Records shown —
Start

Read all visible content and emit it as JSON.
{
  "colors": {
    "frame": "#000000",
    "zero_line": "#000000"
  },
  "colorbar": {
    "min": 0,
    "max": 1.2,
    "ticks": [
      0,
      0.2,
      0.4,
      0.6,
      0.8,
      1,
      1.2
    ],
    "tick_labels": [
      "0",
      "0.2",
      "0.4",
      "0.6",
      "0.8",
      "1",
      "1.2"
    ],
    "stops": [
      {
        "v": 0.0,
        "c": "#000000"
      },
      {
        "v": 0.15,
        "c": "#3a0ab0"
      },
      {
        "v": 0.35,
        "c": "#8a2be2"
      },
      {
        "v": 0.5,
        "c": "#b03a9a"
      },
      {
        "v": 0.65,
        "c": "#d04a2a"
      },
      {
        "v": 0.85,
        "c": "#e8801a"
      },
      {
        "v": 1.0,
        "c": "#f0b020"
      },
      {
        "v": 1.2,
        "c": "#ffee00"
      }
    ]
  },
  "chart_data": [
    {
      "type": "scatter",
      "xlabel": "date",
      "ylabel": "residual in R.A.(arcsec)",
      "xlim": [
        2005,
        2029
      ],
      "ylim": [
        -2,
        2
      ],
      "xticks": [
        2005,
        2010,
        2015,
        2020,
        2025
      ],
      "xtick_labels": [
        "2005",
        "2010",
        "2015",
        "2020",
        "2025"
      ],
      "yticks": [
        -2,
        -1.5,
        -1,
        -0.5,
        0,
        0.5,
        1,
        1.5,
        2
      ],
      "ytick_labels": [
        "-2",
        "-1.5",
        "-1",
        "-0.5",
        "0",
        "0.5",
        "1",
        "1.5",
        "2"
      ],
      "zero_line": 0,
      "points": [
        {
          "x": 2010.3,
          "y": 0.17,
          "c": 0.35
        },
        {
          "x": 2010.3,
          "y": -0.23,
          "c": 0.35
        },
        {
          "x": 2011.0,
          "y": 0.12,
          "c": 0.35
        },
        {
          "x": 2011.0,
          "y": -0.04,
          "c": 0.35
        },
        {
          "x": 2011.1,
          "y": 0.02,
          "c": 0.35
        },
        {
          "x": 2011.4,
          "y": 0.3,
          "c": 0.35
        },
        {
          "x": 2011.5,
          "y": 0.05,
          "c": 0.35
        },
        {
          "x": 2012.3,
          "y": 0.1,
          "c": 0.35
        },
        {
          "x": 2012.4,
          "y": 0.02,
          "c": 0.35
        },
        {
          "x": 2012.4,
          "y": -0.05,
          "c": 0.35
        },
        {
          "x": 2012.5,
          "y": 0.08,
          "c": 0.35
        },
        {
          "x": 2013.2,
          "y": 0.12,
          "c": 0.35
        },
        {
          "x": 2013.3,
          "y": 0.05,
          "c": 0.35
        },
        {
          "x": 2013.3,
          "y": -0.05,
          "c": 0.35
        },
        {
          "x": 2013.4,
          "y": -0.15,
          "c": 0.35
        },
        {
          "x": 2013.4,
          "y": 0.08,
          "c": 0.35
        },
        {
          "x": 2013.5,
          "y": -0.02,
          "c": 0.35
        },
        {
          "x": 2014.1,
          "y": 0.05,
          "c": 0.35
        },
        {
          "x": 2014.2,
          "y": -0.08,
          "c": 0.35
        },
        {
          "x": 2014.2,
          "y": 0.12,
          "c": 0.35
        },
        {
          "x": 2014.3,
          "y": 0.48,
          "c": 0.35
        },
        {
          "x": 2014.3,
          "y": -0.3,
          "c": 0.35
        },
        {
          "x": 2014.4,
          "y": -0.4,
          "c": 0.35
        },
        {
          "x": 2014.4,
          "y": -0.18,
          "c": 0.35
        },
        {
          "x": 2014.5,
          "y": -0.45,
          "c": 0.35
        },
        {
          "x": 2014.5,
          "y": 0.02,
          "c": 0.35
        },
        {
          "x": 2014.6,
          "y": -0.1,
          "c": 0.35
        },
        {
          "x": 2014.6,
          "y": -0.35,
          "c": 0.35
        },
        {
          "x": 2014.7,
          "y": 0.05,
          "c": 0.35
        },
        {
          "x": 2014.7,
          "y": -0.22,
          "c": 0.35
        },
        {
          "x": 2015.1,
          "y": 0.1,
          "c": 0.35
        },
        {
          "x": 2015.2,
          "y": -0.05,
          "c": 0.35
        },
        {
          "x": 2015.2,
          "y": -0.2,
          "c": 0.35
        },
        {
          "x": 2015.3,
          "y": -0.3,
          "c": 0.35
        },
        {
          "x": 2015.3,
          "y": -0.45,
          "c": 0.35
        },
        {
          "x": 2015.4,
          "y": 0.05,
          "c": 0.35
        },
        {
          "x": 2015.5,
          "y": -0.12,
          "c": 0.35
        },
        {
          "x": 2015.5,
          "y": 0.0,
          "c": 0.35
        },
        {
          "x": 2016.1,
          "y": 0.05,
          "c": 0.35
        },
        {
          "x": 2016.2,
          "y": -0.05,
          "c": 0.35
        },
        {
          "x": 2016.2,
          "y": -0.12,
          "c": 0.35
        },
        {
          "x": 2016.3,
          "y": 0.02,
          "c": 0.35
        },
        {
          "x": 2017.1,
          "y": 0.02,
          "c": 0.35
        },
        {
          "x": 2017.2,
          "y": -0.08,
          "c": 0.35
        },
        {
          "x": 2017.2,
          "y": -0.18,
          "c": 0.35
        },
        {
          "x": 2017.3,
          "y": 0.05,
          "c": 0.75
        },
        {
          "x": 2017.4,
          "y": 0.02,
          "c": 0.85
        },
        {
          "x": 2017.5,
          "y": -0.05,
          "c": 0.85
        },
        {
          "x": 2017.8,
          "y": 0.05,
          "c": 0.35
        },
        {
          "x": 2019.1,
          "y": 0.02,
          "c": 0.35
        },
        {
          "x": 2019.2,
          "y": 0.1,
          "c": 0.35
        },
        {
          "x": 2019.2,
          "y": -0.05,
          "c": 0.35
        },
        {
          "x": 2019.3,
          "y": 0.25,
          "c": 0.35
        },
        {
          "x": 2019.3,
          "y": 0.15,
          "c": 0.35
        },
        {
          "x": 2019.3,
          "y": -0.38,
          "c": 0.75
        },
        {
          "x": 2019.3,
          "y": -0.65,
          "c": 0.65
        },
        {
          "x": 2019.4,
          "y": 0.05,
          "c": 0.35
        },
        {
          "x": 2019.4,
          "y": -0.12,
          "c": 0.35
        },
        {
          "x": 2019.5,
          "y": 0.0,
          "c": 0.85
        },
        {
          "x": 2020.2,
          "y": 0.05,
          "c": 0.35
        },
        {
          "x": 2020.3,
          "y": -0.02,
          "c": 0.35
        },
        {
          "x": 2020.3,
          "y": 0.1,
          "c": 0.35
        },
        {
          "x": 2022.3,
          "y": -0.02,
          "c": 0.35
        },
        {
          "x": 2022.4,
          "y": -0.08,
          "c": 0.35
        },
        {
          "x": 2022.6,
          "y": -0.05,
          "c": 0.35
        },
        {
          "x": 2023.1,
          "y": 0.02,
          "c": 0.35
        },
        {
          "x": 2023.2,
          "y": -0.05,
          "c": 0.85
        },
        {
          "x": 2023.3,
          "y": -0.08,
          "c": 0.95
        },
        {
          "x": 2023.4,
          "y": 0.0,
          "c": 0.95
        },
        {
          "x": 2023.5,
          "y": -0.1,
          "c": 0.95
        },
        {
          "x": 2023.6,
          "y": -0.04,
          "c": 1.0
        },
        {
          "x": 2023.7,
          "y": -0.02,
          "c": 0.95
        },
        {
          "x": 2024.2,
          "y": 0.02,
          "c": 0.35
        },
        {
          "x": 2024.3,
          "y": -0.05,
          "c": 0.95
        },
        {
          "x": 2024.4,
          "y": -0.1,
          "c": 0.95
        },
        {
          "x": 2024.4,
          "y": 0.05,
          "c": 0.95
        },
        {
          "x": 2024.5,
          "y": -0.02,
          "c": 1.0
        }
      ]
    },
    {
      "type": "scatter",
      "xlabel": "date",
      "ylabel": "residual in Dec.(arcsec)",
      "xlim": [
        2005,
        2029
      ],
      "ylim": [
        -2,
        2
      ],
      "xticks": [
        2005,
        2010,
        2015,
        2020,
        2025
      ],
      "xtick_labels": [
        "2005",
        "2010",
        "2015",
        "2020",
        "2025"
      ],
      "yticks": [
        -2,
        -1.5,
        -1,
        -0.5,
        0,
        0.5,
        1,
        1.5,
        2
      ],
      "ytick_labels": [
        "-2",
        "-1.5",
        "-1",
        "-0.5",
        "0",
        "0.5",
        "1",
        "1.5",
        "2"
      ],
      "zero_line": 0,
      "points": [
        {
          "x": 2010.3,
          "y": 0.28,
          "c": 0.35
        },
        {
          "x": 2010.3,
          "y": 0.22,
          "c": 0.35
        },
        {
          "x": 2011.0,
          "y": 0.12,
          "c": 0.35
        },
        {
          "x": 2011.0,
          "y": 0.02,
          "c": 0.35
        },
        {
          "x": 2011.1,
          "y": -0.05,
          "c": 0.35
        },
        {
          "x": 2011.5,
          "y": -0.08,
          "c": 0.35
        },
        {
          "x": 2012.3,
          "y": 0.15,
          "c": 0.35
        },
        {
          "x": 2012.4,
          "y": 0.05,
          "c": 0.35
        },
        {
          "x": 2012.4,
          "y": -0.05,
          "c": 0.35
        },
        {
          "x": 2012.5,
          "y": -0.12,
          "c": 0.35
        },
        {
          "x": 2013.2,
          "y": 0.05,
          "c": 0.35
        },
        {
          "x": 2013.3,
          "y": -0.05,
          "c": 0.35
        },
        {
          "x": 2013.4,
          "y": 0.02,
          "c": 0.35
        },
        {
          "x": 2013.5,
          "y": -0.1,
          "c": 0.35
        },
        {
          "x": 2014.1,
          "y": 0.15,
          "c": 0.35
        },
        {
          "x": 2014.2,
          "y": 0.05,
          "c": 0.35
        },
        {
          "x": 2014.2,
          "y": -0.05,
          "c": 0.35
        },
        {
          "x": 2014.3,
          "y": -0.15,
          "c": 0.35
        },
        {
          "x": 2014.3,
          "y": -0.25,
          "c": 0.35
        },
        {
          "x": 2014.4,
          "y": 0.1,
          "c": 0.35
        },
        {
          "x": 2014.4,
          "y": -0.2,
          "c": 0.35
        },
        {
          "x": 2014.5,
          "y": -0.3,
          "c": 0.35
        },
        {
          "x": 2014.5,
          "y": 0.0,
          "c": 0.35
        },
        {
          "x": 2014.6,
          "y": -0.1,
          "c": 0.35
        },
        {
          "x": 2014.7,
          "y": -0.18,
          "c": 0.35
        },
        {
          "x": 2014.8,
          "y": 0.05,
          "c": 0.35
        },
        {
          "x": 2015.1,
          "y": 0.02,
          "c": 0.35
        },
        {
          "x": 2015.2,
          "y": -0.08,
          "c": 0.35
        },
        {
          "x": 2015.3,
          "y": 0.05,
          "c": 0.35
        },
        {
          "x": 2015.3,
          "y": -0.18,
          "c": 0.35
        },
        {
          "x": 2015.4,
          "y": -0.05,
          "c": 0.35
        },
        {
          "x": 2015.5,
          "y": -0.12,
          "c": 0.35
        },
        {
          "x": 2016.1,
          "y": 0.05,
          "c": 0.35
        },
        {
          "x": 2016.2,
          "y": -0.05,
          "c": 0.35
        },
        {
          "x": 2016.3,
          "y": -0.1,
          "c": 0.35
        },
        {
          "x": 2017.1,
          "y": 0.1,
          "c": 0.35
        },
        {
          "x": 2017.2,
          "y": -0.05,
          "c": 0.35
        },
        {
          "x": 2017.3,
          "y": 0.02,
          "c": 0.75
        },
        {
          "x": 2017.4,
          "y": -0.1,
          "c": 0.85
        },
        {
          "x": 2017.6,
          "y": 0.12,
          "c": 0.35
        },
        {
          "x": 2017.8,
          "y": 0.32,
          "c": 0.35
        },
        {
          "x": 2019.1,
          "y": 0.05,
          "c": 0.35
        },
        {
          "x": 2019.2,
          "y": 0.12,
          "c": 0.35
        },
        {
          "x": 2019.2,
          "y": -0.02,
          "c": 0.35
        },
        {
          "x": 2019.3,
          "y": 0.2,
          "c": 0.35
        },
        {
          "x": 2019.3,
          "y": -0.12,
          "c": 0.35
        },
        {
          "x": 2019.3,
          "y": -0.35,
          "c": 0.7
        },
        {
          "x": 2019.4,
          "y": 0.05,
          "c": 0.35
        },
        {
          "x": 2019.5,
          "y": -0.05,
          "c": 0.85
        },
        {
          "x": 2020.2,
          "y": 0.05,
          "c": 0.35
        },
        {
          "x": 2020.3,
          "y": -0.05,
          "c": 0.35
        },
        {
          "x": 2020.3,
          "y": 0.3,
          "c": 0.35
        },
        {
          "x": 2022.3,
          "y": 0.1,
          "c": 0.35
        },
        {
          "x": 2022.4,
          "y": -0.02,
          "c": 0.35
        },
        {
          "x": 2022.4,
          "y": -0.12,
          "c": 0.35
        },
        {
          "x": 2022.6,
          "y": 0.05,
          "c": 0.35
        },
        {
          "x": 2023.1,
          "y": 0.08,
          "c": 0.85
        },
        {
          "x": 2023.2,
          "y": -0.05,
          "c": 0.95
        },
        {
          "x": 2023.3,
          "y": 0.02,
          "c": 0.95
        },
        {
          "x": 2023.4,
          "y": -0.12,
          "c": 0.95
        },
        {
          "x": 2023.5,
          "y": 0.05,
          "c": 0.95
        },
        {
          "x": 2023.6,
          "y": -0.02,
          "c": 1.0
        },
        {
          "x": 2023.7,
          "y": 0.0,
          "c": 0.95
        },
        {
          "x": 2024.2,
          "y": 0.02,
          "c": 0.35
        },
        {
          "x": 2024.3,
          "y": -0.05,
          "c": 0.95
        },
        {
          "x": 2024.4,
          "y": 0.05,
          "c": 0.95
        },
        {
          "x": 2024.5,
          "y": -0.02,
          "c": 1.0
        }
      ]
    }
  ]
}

End
Start

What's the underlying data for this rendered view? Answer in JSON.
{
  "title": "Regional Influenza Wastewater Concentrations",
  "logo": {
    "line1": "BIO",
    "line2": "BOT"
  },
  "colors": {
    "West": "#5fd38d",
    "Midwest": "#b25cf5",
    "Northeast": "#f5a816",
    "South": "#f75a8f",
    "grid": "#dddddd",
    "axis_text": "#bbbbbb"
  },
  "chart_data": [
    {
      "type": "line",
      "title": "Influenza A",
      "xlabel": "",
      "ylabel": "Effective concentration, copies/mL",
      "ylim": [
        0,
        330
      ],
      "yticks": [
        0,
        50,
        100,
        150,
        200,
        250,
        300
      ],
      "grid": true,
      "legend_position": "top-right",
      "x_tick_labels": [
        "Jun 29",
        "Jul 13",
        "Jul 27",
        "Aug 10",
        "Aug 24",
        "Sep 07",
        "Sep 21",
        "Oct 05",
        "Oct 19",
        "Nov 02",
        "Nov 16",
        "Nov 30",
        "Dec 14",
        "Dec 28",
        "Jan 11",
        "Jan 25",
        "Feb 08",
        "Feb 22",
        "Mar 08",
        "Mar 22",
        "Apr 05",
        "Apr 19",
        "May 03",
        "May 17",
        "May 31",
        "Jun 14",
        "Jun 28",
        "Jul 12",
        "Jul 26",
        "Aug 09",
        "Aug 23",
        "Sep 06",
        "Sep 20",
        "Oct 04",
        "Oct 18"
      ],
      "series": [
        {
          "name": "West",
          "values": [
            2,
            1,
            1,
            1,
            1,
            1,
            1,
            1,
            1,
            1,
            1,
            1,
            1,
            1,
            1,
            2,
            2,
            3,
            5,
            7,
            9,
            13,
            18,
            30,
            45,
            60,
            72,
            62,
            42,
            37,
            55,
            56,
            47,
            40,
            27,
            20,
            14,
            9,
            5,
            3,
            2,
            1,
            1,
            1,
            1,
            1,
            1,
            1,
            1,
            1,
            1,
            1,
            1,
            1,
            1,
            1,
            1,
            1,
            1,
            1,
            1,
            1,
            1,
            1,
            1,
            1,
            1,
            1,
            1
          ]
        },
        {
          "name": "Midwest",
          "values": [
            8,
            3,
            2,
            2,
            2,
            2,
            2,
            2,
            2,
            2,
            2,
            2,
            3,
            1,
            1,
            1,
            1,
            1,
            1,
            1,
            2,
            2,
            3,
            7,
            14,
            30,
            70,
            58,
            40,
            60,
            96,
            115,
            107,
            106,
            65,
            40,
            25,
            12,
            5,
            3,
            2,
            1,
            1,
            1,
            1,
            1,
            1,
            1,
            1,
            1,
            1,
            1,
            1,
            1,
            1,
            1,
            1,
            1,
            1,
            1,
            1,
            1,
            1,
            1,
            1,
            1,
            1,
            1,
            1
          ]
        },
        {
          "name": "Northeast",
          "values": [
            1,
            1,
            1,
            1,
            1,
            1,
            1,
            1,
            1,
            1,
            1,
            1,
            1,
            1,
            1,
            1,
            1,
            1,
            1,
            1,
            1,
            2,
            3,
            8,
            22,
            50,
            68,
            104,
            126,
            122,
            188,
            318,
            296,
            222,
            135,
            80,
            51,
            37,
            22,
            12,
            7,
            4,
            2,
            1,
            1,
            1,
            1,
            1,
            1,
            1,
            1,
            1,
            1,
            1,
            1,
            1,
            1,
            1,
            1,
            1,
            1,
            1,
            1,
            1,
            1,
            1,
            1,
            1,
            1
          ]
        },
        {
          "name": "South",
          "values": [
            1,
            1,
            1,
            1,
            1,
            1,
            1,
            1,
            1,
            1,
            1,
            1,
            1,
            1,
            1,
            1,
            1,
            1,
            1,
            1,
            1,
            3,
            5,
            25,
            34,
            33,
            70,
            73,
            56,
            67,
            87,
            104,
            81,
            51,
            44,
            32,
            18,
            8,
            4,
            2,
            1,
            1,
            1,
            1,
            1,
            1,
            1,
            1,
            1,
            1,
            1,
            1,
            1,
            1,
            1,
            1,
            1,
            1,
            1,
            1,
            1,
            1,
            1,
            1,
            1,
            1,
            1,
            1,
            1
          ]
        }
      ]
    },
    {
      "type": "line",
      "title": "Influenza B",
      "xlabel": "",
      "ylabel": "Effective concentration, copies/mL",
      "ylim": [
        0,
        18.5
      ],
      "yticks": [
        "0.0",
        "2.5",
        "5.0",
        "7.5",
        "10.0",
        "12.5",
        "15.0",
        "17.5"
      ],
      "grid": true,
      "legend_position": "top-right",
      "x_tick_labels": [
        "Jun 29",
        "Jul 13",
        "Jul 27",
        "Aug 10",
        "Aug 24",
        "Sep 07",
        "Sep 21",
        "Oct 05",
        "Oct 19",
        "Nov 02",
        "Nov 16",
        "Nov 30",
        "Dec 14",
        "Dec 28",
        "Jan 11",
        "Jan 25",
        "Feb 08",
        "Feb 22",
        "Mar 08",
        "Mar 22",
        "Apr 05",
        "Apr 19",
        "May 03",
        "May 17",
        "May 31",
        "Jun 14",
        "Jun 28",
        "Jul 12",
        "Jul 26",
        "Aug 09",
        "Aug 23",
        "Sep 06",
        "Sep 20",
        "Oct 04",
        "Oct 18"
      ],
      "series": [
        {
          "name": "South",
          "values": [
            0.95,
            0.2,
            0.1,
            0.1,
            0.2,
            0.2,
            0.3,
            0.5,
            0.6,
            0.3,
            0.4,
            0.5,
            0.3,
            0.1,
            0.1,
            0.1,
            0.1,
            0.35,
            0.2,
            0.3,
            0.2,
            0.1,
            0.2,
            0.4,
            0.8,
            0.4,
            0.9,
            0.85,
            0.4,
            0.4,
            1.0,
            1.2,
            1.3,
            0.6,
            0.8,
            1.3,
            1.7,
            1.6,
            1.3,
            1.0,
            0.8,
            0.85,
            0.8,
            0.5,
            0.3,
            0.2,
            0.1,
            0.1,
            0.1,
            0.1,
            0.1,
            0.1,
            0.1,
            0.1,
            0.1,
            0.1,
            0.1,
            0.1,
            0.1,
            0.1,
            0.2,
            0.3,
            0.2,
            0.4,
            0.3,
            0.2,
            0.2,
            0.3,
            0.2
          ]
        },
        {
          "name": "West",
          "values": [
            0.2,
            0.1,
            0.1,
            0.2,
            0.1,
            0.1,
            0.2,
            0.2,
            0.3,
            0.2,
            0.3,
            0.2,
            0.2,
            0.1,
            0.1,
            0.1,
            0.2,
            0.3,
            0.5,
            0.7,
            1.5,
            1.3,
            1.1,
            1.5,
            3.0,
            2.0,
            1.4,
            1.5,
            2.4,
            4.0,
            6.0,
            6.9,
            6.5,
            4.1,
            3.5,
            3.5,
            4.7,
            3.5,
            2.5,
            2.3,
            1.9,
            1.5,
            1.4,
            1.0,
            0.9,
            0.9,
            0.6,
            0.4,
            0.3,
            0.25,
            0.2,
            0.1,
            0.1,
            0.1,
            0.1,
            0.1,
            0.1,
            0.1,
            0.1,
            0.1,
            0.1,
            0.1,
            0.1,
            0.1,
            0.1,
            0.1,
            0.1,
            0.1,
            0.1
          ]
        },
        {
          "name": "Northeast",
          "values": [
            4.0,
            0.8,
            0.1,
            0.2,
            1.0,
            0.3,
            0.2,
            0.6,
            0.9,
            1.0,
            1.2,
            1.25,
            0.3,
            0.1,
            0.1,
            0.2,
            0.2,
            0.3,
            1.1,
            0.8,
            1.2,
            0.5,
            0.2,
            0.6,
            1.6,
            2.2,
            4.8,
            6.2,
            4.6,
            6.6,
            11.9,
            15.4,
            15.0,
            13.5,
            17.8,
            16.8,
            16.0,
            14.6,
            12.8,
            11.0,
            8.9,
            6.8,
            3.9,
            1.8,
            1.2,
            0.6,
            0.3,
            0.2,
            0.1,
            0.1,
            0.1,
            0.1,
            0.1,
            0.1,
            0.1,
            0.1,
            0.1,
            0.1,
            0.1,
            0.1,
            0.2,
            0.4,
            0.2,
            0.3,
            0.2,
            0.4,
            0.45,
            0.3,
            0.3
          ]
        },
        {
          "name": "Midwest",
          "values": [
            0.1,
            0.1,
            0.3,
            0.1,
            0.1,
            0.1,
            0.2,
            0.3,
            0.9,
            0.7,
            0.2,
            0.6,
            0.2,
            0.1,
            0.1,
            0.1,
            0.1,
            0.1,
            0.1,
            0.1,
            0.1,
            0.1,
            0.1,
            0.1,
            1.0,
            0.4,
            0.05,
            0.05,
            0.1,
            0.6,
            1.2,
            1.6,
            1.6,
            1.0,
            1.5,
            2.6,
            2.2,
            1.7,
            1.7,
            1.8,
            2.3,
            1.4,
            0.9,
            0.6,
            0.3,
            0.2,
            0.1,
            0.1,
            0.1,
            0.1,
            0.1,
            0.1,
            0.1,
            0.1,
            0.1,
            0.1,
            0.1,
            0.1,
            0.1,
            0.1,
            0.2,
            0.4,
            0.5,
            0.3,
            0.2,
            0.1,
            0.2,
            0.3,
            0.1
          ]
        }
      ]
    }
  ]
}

End

Objective —
Select all lines in the listing that include the word "arcsec".

Written reply —
      "ylabel": "residual in R.A.(arcsec)",
      "ylabel": "residual in Dec.(arcsec)",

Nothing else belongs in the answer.